-- begin --

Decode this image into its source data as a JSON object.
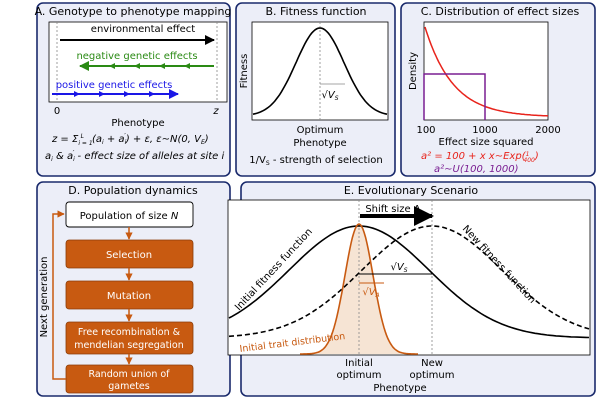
{
  "colors": {
    "panel_border": "#1a2a6c",
    "panel_bg": "#eceef8",
    "orange": "#c85a11",
    "green": "#2a8a14",
    "blue": "#1a16e6",
    "red": "#e8241c",
    "purple": "#7a1e92",
    "trait_fill": "#f6e4d4"
  },
  "panel_a": {
    "title": "A. Genotype to phenotype mapping",
    "environmental": "environmental effect",
    "negative": "negative genetic effects",
    "positive": "positive genetic effects",
    "tick_zero": "0",
    "tick_z": "z",
    "xlabel": "Phenotype",
    "eq1": "z = Σ",
    "eq1_sub": "i = 1",
    "eq1_sup": "L",
    "eq1_rest": "(a",
    "eq1_i": "i",
    "eq1_plus": " + a",
    "eq1_ip": "i",
    "eq1_prime": "′",
    "eq1_tail": ") + ε,  ε∼N(0, V",
    "eq1_E": "E",
    "eq1_close": ")",
    "eq2_a": "a",
    "eq2_i": "i",
    "eq2_amp": " & a",
    "eq2_ip": "i",
    "eq2_prime": "′",
    "eq2_text": " - effect size of alleles at site i"
  },
  "panel_b": {
    "title": "B. Fitness function",
    "ylabel": "Fitness",
    "sqrt_label": "√V",
    "sqrt_sub": "S",
    "xlabel1": "Optimum",
    "xlabel2": "Phenotype",
    "caption_pre": "1/V",
    "caption_sub": "S",
    "caption_post": " - strength of selection"
  },
  "panel_c": {
    "title": "C. Distribution of effect sizes",
    "ylabel": "Density",
    "ticks": [
      "100",
      "1000",
      "2000"
    ],
    "xlabel": "Effect size squared",
    "red_eq": "a² = 100 + x  x∼Exp(",
    "red_frac_num": "1",
    "red_frac_den": "400",
    "red_eq_close": ")",
    "purple_eq": "a²∼U(100, 1000)"
  },
  "panel_d": {
    "title": "D. Population dynamics",
    "pop_pre": "Population of size ",
    "pop_n": "N",
    "selection": "Selection",
    "mutation": "Mutation",
    "recomb1": "Free recombination &",
    "recomb2": "mendelian segregation",
    "union1": "Random union of",
    "union2": "gametes",
    "side": "Next generation"
  },
  "panel_e": {
    "title": "E. Evolutionary Scenario",
    "shift": "Shift size Λ",
    "initial_ff": "Initial fitness function",
    "new_ff": "New fitness function",
    "sqrt_vs": "√V",
    "sqrt_vs_sub": "S",
    "sqrt_va": "√V",
    "sqrt_va_sub": "A",
    "initial_trait": "Initial trait distribution",
    "initial_opt1": "Initial",
    "initial_opt2": "optimum",
    "new_opt1": "New",
    "new_opt2": "optimum",
    "xlabel": "Phenotype"
  }
}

-- end --

→ GIVEN TASK:
Pictures in the records above are left out; print everything else exactly as written.

→ SOLUTION:
Decode this image into its source data as a JSON object.
{
  "colors": {
    "panel_border": "#1a2a6c",
    "panel_bg": "#eceef8",
    "orange": "#c85a11",
    "green": "#2a8a14",
    "blue": "#1a16e6",
    "red": "#e8241c",
    "purple": "#7a1e92",
    "trait_fill": "#f6e4d4"
  },
  "panel_a": {
    "title": "A. Genotype to phenotype mapping",
    "environmental": "environmental effect",
    "negative": "negative genetic effects",
    "positive": "positive genetic effects",
    "tick_zero": "0",
    "tick_z": "z",
    "xlabel": "Phenotype",
    "eq1": "z = Σ",
    "eq1_sub": "i = 1",
    "eq1_sup": "L",
    "eq1_rest": "(a",
    "eq1_i": "i",
    "eq1_plus": " + a",
    "eq1_ip": "i",
    "eq1_prime": "′",
    "eq1_tail": ") + ε,  ε∼N(0, V",
    "eq1_E": "E",
    "eq1_close": ")",
    "eq2_a": "a",
    "eq2_i": "i",
    "eq2_amp": " & a",
    "eq2_ip": "i",
    "eq2_prime": "′",
    "eq2_text": " - effect size of alleles at site i"
  },
  "panel_b": {
    "title": "B. Fitness function",
    "ylabel": "Fitness",
    "sqrt_label": "√V",
    "sqrt_sub": "S",
    "xlabel1": "Optimum",
    "xlabel2": "Phenotype",
    "caption_pre": "1/V",
    "caption_sub": "S",
    "caption_post": " - strength of selection"
  },
  "panel_c": {
    "title": "C. Distribution of effect sizes",
    "ylabel": "Density",
    "ticks": [
      "100",
      "1000",
      "2000"
    ],
    "xlabel": "Effect size squared",
    "red_eq": "a² = 100 + x  x∼Exp(",
    "red_frac_num": "1",
    "red_frac_den": "400",
    "red_eq_close": ")",
    "purple_eq": "a²∼U(100, 1000)"
  },
  "panel_d": {
    "title": "D. Population dynamics",
    "pop_pre": "Population of size ",
    "pop_n": "N",
    "selection": "Selection",
    "mutation": "Mutation",
    "recomb1": "Free recombination &",
    "recomb2": "mendelian segregation",
    "union1": "Random union of",
    "union2": "gametes",
    "side": "Next generation"
  },
  "panel_e": {
    "title": "E. Evolutionary Scenario",
    "shift": "Shift size Λ",
    "initial_ff": "Initial fitness function",
    "new_ff": "New fitness function",
    "sqrt_vs": "√V",
    "sqrt_vs_sub": "S",
    "sqrt_va": "√V",
    "sqrt_va_sub": "A",
    "initial_trait": "Initial trait distribution",
    "initial_opt1": "Initial",
    "initial_opt2": "optimum",
    "new_opt1": "New",
    "new_opt2": "optimum",
    "xlabel": "Phenotype"
  }
}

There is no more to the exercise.